--- BEGIN Listing ---

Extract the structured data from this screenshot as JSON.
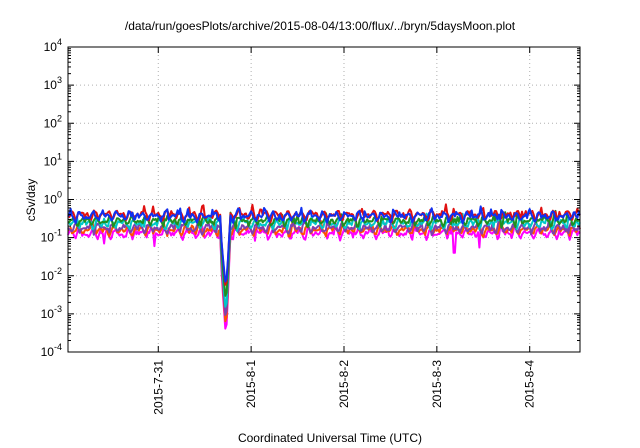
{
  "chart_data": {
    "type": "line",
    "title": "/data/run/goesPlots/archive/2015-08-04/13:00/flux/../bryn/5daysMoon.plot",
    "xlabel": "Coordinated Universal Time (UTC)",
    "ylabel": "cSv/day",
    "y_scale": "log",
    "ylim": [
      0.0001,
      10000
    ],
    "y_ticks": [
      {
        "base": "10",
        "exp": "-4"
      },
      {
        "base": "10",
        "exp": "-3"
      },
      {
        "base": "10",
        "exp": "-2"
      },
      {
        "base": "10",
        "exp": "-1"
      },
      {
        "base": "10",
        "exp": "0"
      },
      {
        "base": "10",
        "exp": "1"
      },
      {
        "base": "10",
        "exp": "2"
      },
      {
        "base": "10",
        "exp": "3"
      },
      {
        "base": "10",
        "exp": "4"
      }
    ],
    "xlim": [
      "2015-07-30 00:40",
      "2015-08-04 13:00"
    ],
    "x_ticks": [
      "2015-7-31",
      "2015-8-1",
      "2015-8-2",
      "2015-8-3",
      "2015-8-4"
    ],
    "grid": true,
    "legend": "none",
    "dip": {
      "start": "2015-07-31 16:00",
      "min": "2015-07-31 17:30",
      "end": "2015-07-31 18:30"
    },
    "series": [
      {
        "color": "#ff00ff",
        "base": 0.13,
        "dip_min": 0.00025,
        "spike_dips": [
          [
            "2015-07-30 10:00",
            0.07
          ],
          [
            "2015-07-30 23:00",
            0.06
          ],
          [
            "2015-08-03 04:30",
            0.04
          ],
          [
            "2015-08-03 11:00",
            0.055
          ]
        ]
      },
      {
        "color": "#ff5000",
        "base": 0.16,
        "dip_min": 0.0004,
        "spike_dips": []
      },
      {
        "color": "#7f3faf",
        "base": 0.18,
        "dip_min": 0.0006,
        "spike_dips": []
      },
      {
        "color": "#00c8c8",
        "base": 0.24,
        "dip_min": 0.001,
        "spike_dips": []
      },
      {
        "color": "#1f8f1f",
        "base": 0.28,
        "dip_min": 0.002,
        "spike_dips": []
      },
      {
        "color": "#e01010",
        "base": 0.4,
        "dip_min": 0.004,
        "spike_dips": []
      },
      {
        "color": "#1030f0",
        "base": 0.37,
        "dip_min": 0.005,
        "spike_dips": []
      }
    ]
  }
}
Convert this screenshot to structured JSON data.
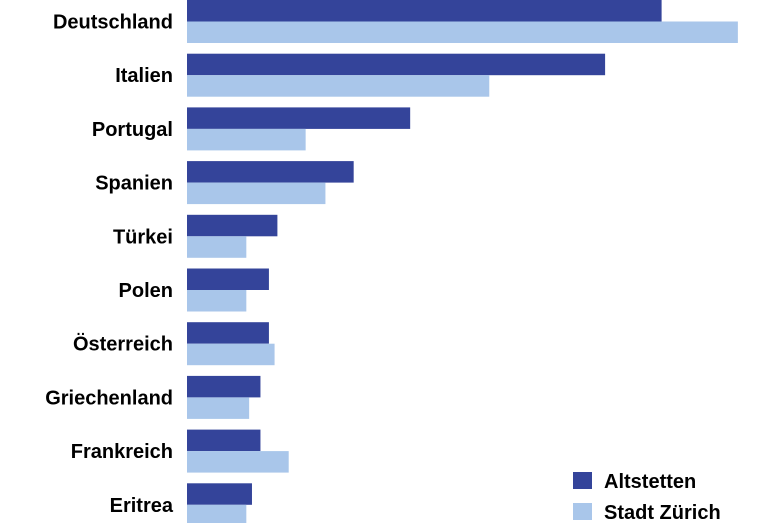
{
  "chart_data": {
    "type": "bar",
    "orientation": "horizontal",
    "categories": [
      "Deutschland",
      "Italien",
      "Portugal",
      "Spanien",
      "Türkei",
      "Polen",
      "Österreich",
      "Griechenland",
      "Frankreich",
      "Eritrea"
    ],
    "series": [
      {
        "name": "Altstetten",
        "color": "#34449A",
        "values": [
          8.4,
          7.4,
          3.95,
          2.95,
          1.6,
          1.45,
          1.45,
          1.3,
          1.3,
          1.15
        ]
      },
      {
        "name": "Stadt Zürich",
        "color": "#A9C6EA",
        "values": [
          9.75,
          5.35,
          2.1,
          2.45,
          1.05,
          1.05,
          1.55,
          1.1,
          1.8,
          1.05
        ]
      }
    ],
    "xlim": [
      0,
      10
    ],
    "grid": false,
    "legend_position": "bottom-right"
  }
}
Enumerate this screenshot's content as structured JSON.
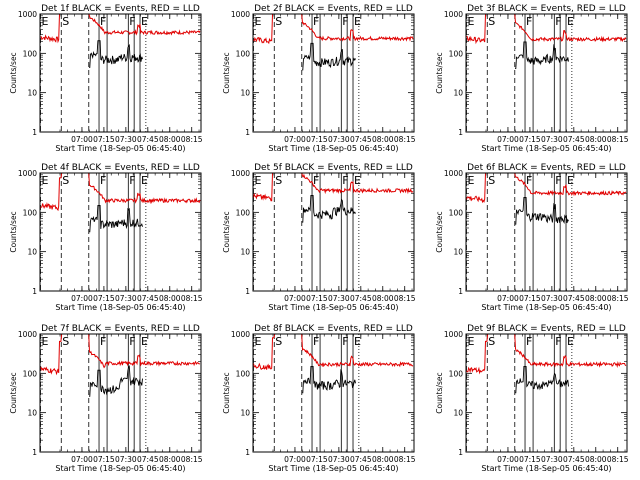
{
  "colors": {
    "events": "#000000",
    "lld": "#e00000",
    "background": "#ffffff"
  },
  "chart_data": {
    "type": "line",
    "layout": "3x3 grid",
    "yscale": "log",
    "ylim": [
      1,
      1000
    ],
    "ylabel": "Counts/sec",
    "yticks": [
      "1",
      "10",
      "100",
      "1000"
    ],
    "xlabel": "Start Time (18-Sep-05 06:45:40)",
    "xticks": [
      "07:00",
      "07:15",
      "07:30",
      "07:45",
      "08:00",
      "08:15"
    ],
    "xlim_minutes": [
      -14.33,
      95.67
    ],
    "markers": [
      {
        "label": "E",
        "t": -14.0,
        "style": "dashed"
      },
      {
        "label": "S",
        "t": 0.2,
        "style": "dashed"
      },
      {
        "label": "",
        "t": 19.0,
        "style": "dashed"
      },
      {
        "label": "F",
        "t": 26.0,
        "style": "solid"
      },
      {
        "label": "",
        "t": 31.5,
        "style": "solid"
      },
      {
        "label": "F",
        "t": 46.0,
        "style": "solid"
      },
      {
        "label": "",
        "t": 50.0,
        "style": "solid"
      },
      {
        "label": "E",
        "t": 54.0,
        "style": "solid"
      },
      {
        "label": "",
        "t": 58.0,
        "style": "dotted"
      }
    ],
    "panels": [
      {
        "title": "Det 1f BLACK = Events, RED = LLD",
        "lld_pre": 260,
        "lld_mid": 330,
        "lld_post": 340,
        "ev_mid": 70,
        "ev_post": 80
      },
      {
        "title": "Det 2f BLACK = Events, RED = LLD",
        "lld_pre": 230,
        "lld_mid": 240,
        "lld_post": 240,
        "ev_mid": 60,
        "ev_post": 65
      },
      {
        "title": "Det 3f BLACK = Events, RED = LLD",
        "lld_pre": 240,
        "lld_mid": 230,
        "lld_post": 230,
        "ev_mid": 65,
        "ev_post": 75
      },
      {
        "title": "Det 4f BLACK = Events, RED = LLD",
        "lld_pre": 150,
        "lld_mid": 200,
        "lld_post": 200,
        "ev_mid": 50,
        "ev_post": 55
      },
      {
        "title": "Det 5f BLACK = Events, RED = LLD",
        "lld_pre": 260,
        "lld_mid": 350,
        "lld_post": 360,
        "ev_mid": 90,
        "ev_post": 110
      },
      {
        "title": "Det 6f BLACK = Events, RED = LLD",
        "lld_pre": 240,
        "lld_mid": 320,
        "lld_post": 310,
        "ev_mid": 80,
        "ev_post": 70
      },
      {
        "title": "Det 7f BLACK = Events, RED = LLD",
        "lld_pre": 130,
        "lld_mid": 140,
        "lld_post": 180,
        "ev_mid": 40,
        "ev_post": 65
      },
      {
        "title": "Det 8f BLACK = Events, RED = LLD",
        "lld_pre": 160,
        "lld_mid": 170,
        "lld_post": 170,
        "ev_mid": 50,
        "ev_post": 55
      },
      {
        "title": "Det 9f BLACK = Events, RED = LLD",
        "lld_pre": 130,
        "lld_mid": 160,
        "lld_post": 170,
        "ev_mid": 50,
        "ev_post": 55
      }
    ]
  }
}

--- END Listing ---

Without the pictures, extract every entry verbatim.

Extract the structured data from this screenshot as JSON.
{
  "chart_data": {
    "type": "line",
    "title": "/data/run/goesPlots/archive/2015-08-04/13:00/flux/../bryn/5daysMoon.plot",
    "xlabel": "Coordinated Universal Time (UTC)",
    "ylabel": "cSv/day",
    "y_scale": "log",
    "ylim": [
      0.0001,
      10000
    ],
    "y_ticks": [
      {
        "base": "10",
        "exp": "-4"
      },
      {
        "base": "10",
        "exp": "-3"
      },
      {
        "base": "10",
        "exp": "-2"
      },
      {
        "base": "10",
        "exp": "-1"
      },
      {
        "base": "10",
        "exp": "0"
      },
      {
        "base": "10",
        "exp": "1"
      },
      {
        "base": "10",
        "exp": "2"
      },
      {
        "base": "10",
        "exp": "3"
      },
      {
        "base": "10",
        "exp": "4"
      }
    ],
    "xlim": [
      "2015-07-30 00:40",
      "2015-08-04 13:00"
    ],
    "x_ticks": [
      "2015-7-31",
      "2015-8-1",
      "2015-8-2",
      "2015-8-3",
      "2015-8-4"
    ],
    "grid": true,
    "legend": "none",
    "dip": {
      "start": "2015-07-31 16:00",
      "min": "2015-07-31 17:30",
      "end": "2015-07-31 18:30"
    },
    "series": [
      {
        "color": "#ff00ff",
        "base": 0.13,
        "dip_min": 0.00025,
        "spike_dips": [
          [
            "2015-07-30 10:00",
            0.07
          ],
          [
            "2015-07-30 23:00",
            0.06
          ],
          [
            "2015-08-03 04:30",
            0.04
          ],
          [
            "2015-08-03 11:00",
            0.055
          ]
        ]
      },
      {
        "color": "#ff5000",
        "base": 0.16,
        "dip_min": 0.0004,
        "spike_dips": []
      },
      {
        "color": "#7f3faf",
        "base": 0.18,
        "dip_min": 0.0006,
        "spike_dips": []
      },
      {
        "color": "#00c8c8",
        "base": 0.24,
        "dip_min": 0.001,
        "spike_dips": []
      },
      {
        "color": "#1f8f1f",
        "base": 0.28,
        "dip_min": 0.002,
        "spike_dips": []
      },
      {
        "color": "#e01010",
        "base": 0.4,
        "dip_min": 0.004,
        "spike_dips": []
      },
      {
        "color": "#1030f0",
        "base": 0.37,
        "dip_min": 0.005,
        "spike_dips": []
      }
    ]
  }
}
Convert this screenshot to structured JSON data.
{
  "chart_data": {
    "type": "bar",
    "orientation": "horizontal",
    "categories": [
      "Deutschland",
      "Italien",
      "Portugal",
      "Spanien",
      "Türkei",
      "Polen",
      "Österreich",
      "Griechenland",
      "Frankreich",
      "Eritrea"
    ],
    "series": [
      {
        "name": "Altstetten",
        "color": "#34449A",
        "values": [
          8.4,
          7.4,
          3.95,
          2.95,
          1.6,
          1.45,
          1.45,
          1.3,
          1.3,
          1.15
        ]
      },
      {
        "name": "Stadt Zürich",
        "color": "#A9C6EA",
        "values": [
          9.75,
          5.35,
          2.1,
          2.45,
          1.05,
          1.05,
          1.55,
          1.1,
          1.8,
          1.05
        ]
      }
    ],
    "xlim": [
      0,
      10
    ],
    "grid": false,
    "legend_position": "bottom-right"
  }
}
Enumerate this screenshot's content as structured JSON.
{
  "colors": {
    "events": "#000000",
    "lld": "#e00000",
    "background": "#ffffff"
  },
  "chart_data": {
    "type": "line",
    "layout": "3x3 grid",
    "yscale": "log",
    "ylim": [
      1,
      1000
    ],
    "ylabel": "Counts/sec",
    "yticks": [
      "1",
      "10",
      "100",
      "1000"
    ],
    "xlabel": "Start Time (18-Sep-05 06:45:40)",
    "xticks": [
      "07:00",
      "07:15",
      "07:30",
      "07:45",
      "08:00",
      "08:15"
    ],
    "xlim_minutes": [
      -14.33,
      95.67
    ],
    "markers": [
      {
        "label": "E",
        "t": -14.0,
        "style": "dashed"
      },
      {
        "label": "S",
        "t": 0.2,
        "style": "dashed"
      },
      {
        "label": "",
        "t": 19.0,
        "style": "dashed"
      },
      {
        "label": "F",
        "t": 26.0,
        "style": "solid"
      },
      {
        "label": "",
        "t": 31.5,
        "style": "solid"
      },
      {
        "label": "F",
        "t": 46.0,
        "style": "solid"
      },
      {
        "label": "",
        "t": 50.0,
        "style": "solid"
      },
      {
        "label": "E",
        "t": 54.0,
        "style": "solid"
      },
      {
        "label": "",
        "t": 58.0,
        "style": "dotted"
      }
    ],
    "panels": [
      {
        "title": "Det 1f BLACK = Events, RED = LLD",
        "lld_pre": 260,
        "lld_mid": 330,
        "lld_post": 340,
        "ev_mid": 70,
        "ev_post": 80
      },
      {
        "title": "Det 2f BLACK = Events, RED = LLD",
        "lld_pre": 230,
        "lld_mid": 240,
        "lld_post": 240,
        "ev_mid": 60,
        "ev_post": 65
      },
      {
        "title": "Det 3f BLACK = Events, RED = LLD",
        "lld_pre": 240,
        "lld_mid": 230,
        "lld_post": 230,
        "ev_mid": 65,
        "ev_post": 75
      },
      {
        "title": "Det 4f BLACK = Events, RED = LLD",
        "lld_pre": 150,
        "lld_mid": 200,
        "lld_post": 200,
        "ev_mid": 50,
        "ev_post": 55
      },
      {
        "title": "Det 5f BLACK = Events, RED = LLD",
        "lld_pre": 260,
        "lld_mid": 350,
        "lld_post": 360,
        "ev_mid": 90,
        "ev_post": 110
      },
      {
        "title": "Det 6f BLACK = Events, RED = LLD",
        "lld_pre": 240,
        "lld_mid": 320,
        "lld_post": 310,
        "ev_mid": 80,
        "ev_post": 70
      },
      {
        "title": "Det 7f BLACK = Events, RED = LLD",
        "lld_pre": 130,
        "lld_mid": 140,
        "lld_post": 180,
        "ev_mid": 40,
        "ev_post": 65
      },
      {
        "title": "Det 8f BLACK = Events, RED = LLD",
        "lld_pre": 160,
        "lld_mid": 170,
        "lld_post": 170,
        "ev_mid": 50,
        "ev_post": 55
      },
      {
        "title": "Det 9f BLACK = Events, RED = LLD",
        "lld_pre": 130,
        "lld_mid": 160,
        "lld_post": 170,
        "ev_mid": 50,
        "ev_post": 55
      }
    ]
  }
}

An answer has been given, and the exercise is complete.